- **TEXTE SOURCE**
-=-=-

Long feedback bourré de spoilers, donc dissimulé ci-dessous
Montrer le contenu
SpoilerOn entre dans ce Cercle de Sable et d'Eau au rythme des vagues, croit-on. Vagues pour l'héroïne, phrases pour le lecteur. Le rythme est le même, et c'est à peine une image tant l'écriture est ici au service de l'univers proposé. L'écriture est parfaite, je crois, de celles qui font saliver. Le bleu remue autour de nous, puis une jeune fille émerge à nos côtés, et les ennuis sont là. Viennent les dialogues, qui complètent la précision de ce que l'on voit, et le l'excitation d'être ici. Les voix sonnent juste, les expressions et attitudes des personnages sont autant de détails sans faute qui nous plongent dans l'histoire et rendent les interactions visibles.
« une jeune fille vous observe avec une curiosité ravie. »
« Un gloussement joyeux échappe à Raiahui »
C'est vrai que Raiahui est sensuelle, tout comme cette aventure. On accède ici à un monde dont les objectifs en terme d'immersion sont atteint en quelques lignes seulement, quelques touches, et ne faiblissent jamais. Rythme lascif des vagues et des muscles, endormissement agréable puis...
mystérieux, excitant, exotique, angoissant... on ne sait jamais ce qui va émerger des vagues ou nous tirer vers le fond, dans une mort aussi terrible que mystérieuse.
Mais... l'enchantement de la lecture est accompagné dès le tout début par un petit : oui mais... modulable et évolutif :
Oui mais... les paragraphes sont trop longs, au début, j'ai envie de jouer.
Oui mais... cette course n'arrive jamais. On me dit qu'il y a une course, mais quand ? Il n'y a que 128 paragraphes et je suis encore là à traîner ma pirogue dans ces îles et à augmenter le Temps Écoulé. Combien de paragraphes ces explorations vont-elles laisser pour la course, dont on pense qu'elle doit être le nerf de l'aventure ?
Oui mais... à quoi servent toutes ces descriptions, ces explorations, ces rencontres ? Impression de tourner en rond et de perdre du temps, de ne pas aller au but.
Oui mais... concernant les « Choix Déments à la Outremer »...

-=-=-

- **DONNÉES FOURNIES**
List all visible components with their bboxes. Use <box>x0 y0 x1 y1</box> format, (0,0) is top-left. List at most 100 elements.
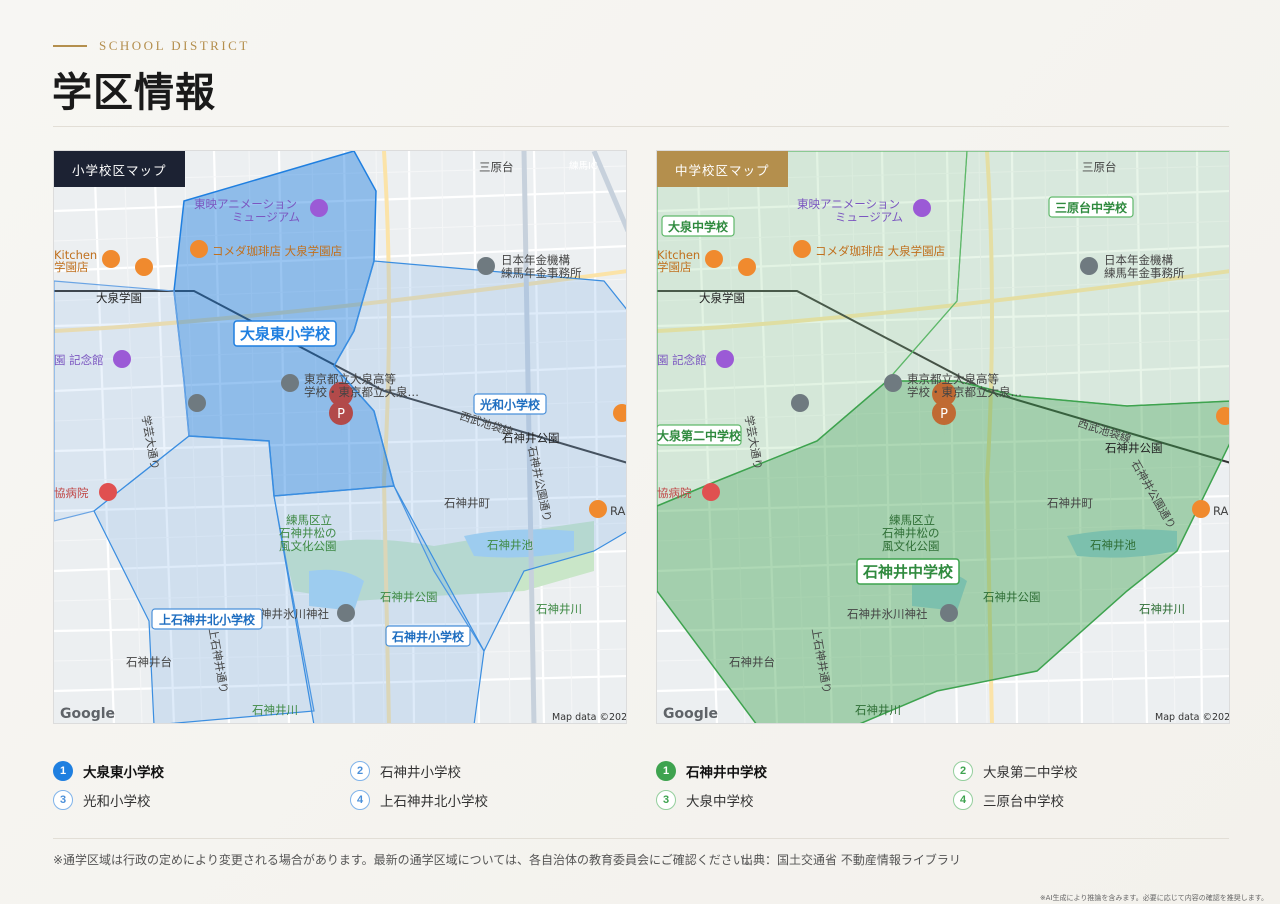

-=-=-

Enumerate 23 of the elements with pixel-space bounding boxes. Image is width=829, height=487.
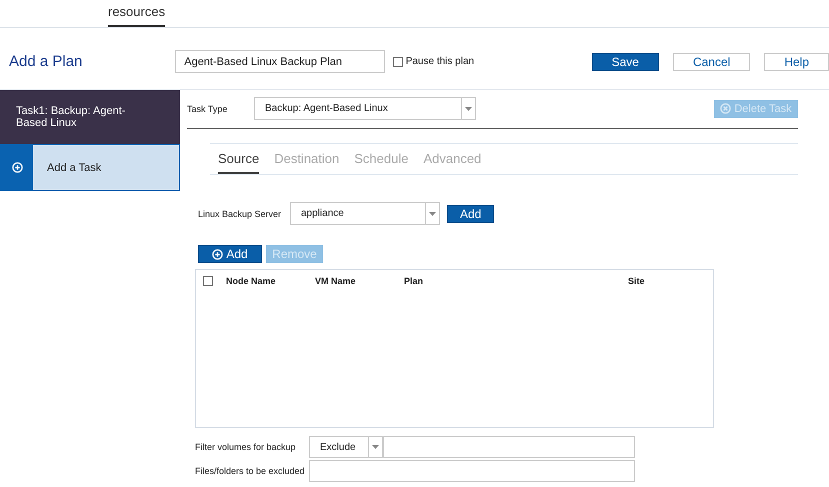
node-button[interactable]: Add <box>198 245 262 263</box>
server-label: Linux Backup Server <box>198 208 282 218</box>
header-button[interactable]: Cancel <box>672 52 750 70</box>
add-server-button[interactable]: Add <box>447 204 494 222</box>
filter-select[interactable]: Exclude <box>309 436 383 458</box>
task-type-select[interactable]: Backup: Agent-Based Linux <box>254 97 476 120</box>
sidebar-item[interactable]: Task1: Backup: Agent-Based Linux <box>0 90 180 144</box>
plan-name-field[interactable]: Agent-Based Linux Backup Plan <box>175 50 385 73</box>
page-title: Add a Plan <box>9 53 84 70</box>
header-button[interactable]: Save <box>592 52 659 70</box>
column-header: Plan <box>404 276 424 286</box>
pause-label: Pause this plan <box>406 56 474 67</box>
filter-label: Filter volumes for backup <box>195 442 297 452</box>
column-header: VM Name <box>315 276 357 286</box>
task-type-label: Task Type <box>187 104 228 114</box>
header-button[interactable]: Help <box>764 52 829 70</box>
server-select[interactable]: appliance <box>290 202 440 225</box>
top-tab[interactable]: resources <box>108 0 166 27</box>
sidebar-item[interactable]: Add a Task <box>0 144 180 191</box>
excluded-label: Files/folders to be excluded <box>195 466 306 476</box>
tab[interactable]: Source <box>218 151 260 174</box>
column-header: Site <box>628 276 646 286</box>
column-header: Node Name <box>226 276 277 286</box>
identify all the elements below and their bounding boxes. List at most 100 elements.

-=-=-

- **CONSIGNE**
Prolongez l'avis sur Cercle de Sable et d'Eau à partir de sa dernière ligne.

- **RÉSULTAT**
… tu défends quelque part dans ces commentaires que les liens entre choix et conséquences sont tous fondés sur une logique solide dans CCSE. Je ne me risquerais pas à contre-argumenter cette affirmation, qui me semble juste si on prend la peine d'étudier l'aventure dans son ensemble. Mais on ne peut comprendre cette logique (ta logique, plutôt un parti pris, en fait) seulement après être mort un certain nombre de fois, ou en étant passé dans les endroits précis qui nous donnent l'information nécessaire à notre survie, de façon donc un peu aléatoire. Les conséquences de tous les choix sont effectivement logiques, les réactions des personnages sont cohérentes, mais les situations dans lesquelles nous nous trouvons sont atrocement cruelles ! et c'est peut-être ça plus que la logique qui donne ce sentiment d'injustice. La sorcière dans sa hutte... je choisis toujours l’honnêteté dans un ldvelh. J'ai donc choisi de n'avoir rien à cacher sur cette île et de prendre la direction de la hutte, et de boire l’offrande... comment deviner qu'il ne fallait pas ?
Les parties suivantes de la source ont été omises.